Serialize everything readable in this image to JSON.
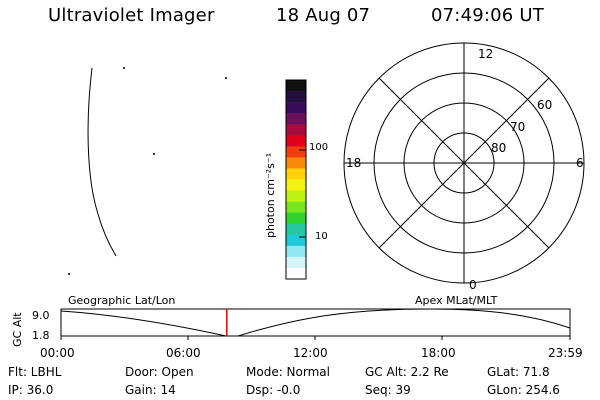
{
  "header": {
    "instrument": "Ultraviolet Imager",
    "date": "18 Aug 07",
    "time": "07:49:06 UT"
  },
  "colorbar": {
    "unit_label": "photon cm⁻²s⁻¹",
    "tick_upper": "100",
    "tick_lower": "10",
    "colors": [
      "#101010",
      "#22103c",
      "#3a0d5c",
      "#6b0f5f",
      "#a80b3d",
      "#e0001a",
      "#f03e0f",
      "#fa8a0a",
      "#ffd10d",
      "#f3f30f",
      "#bff314",
      "#78e51f",
      "#31d12f",
      "#24c9a2",
      "#1ec9d8",
      "#8fe7f0",
      "#d3f5f8",
      "#ffffff"
    ]
  },
  "polar_plot": {
    "labels": {
      "top": "12",
      "bottom": "0",
      "left": "18",
      "right": "6"
    },
    "ring_labels": [
      "60",
      "70",
      "80"
    ]
  },
  "ephemeris": {
    "left_label": "Geographic Lat/Lon",
    "right_label": "Apex MLat/MLT",
    "axis_label": "GC Alt",
    "y_top": "9.0",
    "y_bottom": "1.8",
    "x_ticks": [
      "00:00",
      "06:00",
      "12:00",
      "18:00",
      "23:59"
    ],
    "marker_hour": 7.8183
  },
  "status": {
    "row1": {
      "flt": "Flt: LBHL",
      "door": "Door: Open",
      "mode": "Mode: Normal",
      "gc_alt": "GC Alt: 2.2 Re",
      "glat": "GLat:  71.8"
    },
    "row2": {
      "ip": "IP: 36.0",
      "gain": "Gain: 14",
      "dsp": "Dsp:   -0.0",
      "seq": "Seq: 39",
      "glon": "GLon: 254.6"
    }
  }
}
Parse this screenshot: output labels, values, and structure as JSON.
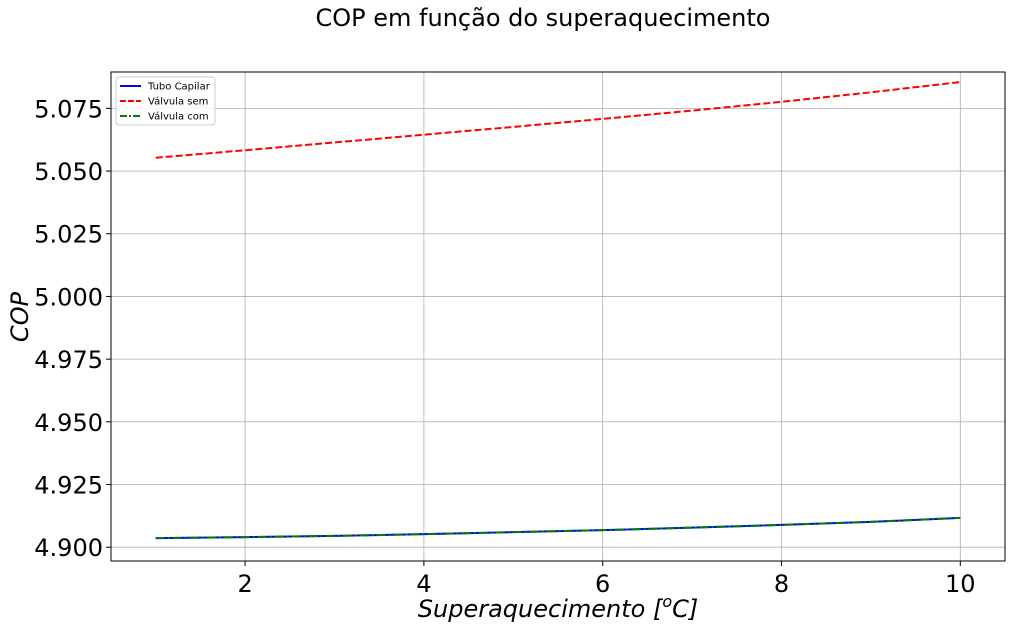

Task details — Find the lines containing "JSON" and pull them out.

Solution to this exercise —
Serialize everything readable in this image to JSON.
Parse this screenshot: output labels, values, and structure as JSON.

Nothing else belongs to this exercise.